● **Exercise**: Copy each line of the records that contains the word "которые".

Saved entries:
• • • • • • •
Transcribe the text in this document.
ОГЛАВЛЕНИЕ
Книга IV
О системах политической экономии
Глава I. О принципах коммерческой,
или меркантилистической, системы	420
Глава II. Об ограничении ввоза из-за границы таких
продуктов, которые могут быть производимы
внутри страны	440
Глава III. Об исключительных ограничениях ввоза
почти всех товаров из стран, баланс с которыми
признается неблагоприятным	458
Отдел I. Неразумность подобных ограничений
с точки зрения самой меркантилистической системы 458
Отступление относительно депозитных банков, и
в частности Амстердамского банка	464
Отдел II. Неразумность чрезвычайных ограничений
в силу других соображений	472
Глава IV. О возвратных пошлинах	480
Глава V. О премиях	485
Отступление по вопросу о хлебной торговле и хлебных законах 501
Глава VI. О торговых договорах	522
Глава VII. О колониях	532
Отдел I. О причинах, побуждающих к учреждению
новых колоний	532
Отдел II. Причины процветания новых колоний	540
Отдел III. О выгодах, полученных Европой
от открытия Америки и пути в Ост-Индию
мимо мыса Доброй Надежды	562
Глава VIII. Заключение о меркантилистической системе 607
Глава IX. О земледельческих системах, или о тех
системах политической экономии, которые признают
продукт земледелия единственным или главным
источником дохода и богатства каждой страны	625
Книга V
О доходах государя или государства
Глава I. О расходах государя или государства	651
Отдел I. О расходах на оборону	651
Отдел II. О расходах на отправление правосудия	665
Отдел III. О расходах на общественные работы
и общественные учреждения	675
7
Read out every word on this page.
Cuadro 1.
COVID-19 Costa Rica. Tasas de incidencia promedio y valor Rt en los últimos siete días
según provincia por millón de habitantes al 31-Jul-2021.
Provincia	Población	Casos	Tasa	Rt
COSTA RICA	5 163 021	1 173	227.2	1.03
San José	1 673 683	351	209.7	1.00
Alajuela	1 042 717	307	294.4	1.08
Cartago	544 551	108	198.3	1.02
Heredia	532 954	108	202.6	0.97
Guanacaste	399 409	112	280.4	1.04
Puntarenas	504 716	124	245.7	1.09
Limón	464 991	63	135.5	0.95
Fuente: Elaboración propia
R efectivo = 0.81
• • • • • • •
● **Expected output**:
продуктов, которые могут быть производимы
системах политической экономии, которые признают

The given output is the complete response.